◆ MATERIAL SHOWN:
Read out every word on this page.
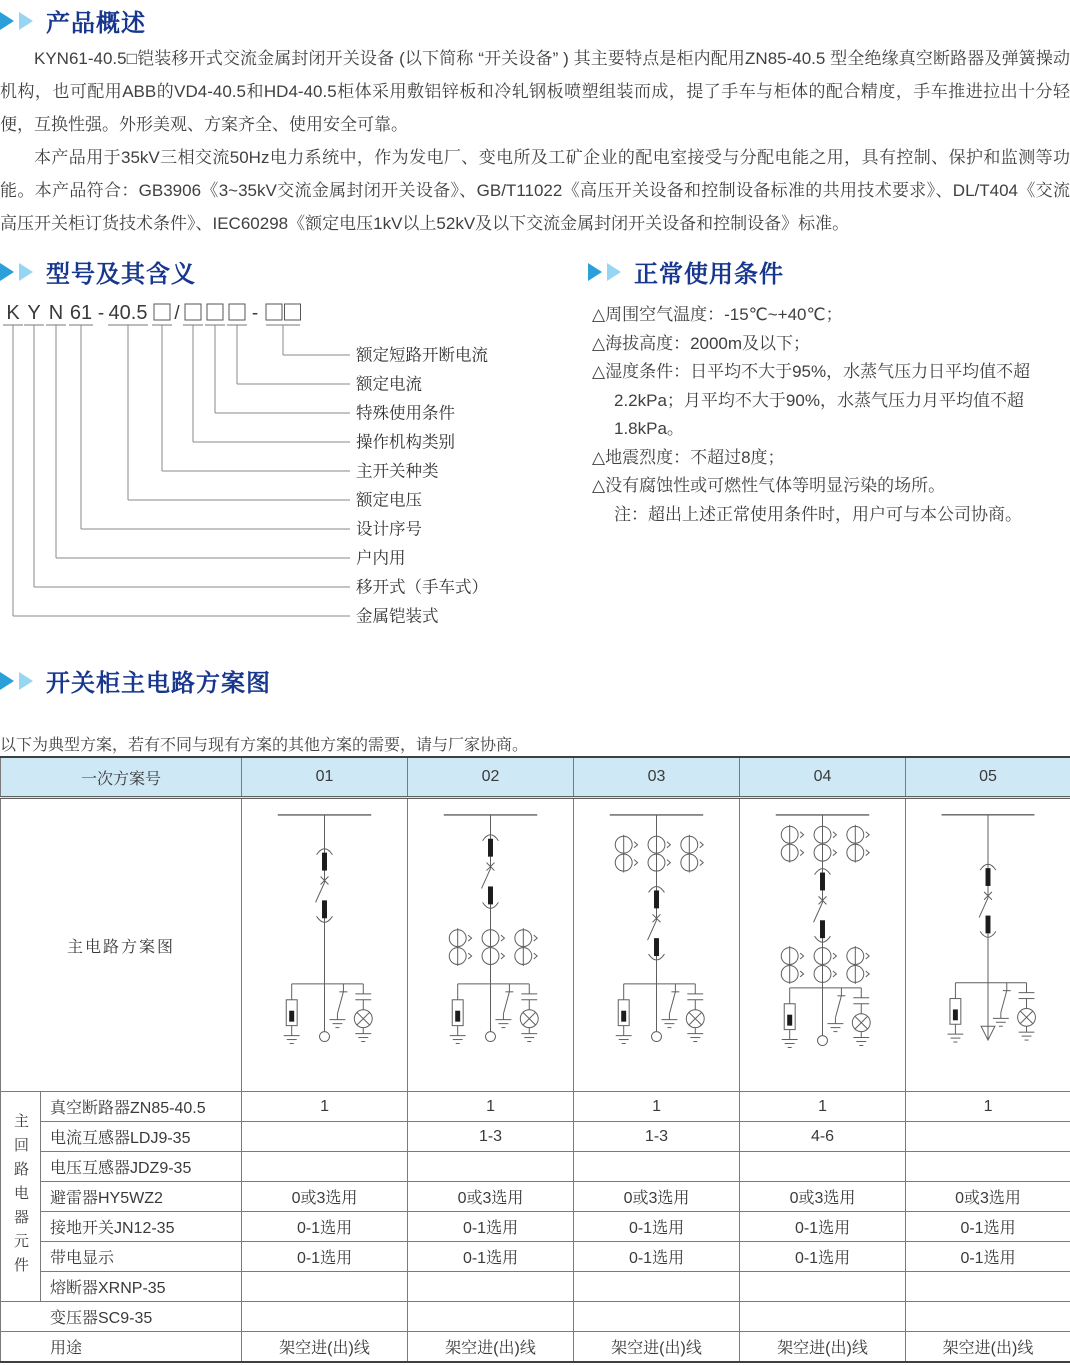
产品概述

KYN61-40.5□铠装移开式交流金属封闭开关设备 (以下简称 “开关设备” ) 其主要特点是柜内配用ZN85-40.5 型全绝缘真空断路器及弹簧操动机构，也可配用ABB的VD4-40.5和HD4-40.5柜体采用敷铝锌板和冷轧钢板喷塑组装而成，提了手车与柜体的配合精度，手车推进拉出十分轻便，互换性强。外形美观、方案齐全、使用安全可靠。

本产品用于35kV三相交流50Hz电力系统中，作为发电厂、变电所及工矿企业的配电室接受与分配电能之用，具有控制、保护和监测等功能。本产品符合：GB3906《3~35kV交流金属封闭开关设备》、GB/T11022《高压开关设备和控制设备标准的共用技术要求》、DL/T404《交流高压开关柜订货技术条件》、IEC60298《额定电压1kV以上52kV及以下交流金属封闭开关设备和控制设备》标准。

型号及其含义	正常使用条件
K Y N 61 - 40.5 /	-
金属铠装式
移开式（手车式）
户内用
设计序号
额定电压
主开关种类
操作机构类别
特殊使用条件
额定电流
额定短路开断电流
△周围空气温度：-15℃~+40℃；
△海拔高度：2000m及以下；
△湿度条件：日平均不大于95%，水蒸气压力日平均值不超2.2kPa；月平均不大于90%，水蒸气压力月平均值不超1.8kPa。
△地震烈度：不超过8度；
△没有腐蚀性或可燃性气体等明显污染的场所。
注：超出上述正常使用条件时，用户可与本公司协商。
开关柜主电路方案图

以下为典型方案，若有不同与现有方案的其他方案的需要，请与厂家协商。

一次方案号		01	02	03	04	05
主电路方案图					
主回路电器元件	真空断路器ZN85-40.5	1	1	1	1	1
	电流互感器LDJ9-35		1-3	1-3	4-6	
	电压互感器JDZ9-35					
	避雷器HY5WZ2	0或3选用	0或3选用	0或3选用	0或3选用	0或3选用
	接地开关JN12-35	0-1选用	0-1选用	0-1选用	0-1选用	0-1选用
	带电显示	0-1选用	0-1选用	0-1选用	0-1选用	0-1选用
	熔断器XRNP-35					
变压器SC9-35						
用途		架空进(出)线	架空进(出)线	架空进(出)线	架空进(出)线	架空进(出)线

◆ PROBLEM TO SOLVE:
Exclude the images, then output the data above word for word.

◆ OUTPUT OF THE TASK:
Read out every word on this page.
产品概述

KYN61-40.5□铠装移开式交流金属封闭开关设备 (以下简称 “开关设备” ) 其主要特点是柜内配用ZN85-40.5 型全绝缘真空断路器及弹簧操动机构，也可配用ABB的VD4-40.5和HD4-40.5柜体采用敷铝锌板和冷轧钢板喷塑组装而成，提了手车与柜体的配合精度，手车推进拉出十分轻便，互换性强。外形美观、方案齐全、使用安全可靠。

本产品用于35kV三相交流50Hz电力系统中，作为发电厂、变电所及工矿企业的配电室接受与分配电能之用，具有控制、保护和监测等功能。本产品符合：GB3906《3~35kV交流金属封闭开关设备》、GB/T11022《高压开关设备和控制设备标准的共用技术要求》、DL/T404《交流高压开关柜订货技术条件》、IEC60298《额定电压1kV以上52kV及以下交流金属封闭开关设备和控制设备》标准。

型号及其含义	正常使用条件
K Y N 61 - 40.5 /	-
金属铠装式
移开式（手车式）
户内用
设计序号
额定电压
主开关种类
操作机构类别
特殊使用条件
额定电流
额定短路开断电流
△周围空气温度：-15℃~+40℃；
△海拔高度：2000m及以下；
△湿度条件：日平均不大于95%，水蒸气压力日平均值不超2.2kPa；月平均不大于90%，水蒸气压力月平均值不超1.8kPa。
△地震烈度：不超过8度；
△没有腐蚀性或可燃性气体等明显污染的场所。
注：超出上述正常使用条件时，用户可与本公司协商。
开关柜主电路方案图

以下为典型方案，若有不同与现有方案的其他方案的需要，请与厂家协商。

一次方案号		01	02	03	04	05
主电路方案图					
主回路电器元件	真空断路器ZN85-40.5	1	1	1	1	1
	电流互感器LDJ9-35		1-3	1-3	4-6	
	电压互感器JDZ9-35					
	避雷器HY5WZ2	0或3选用	0或3选用	0或3选用	0或3选用	0或3选用
	接地开关JN12-35	0-1选用	0-1选用	0-1选用	0-1选用	0-1选用
	带电显示	0-1选用	0-1选用	0-1选用	0-1选用	0-1选用
	熔断器XRNP-35					
变压器SC9-35						
用途		架空进(出)线	架空进(出)线	架空进(出)线	架空进(出)线	架空进(出)线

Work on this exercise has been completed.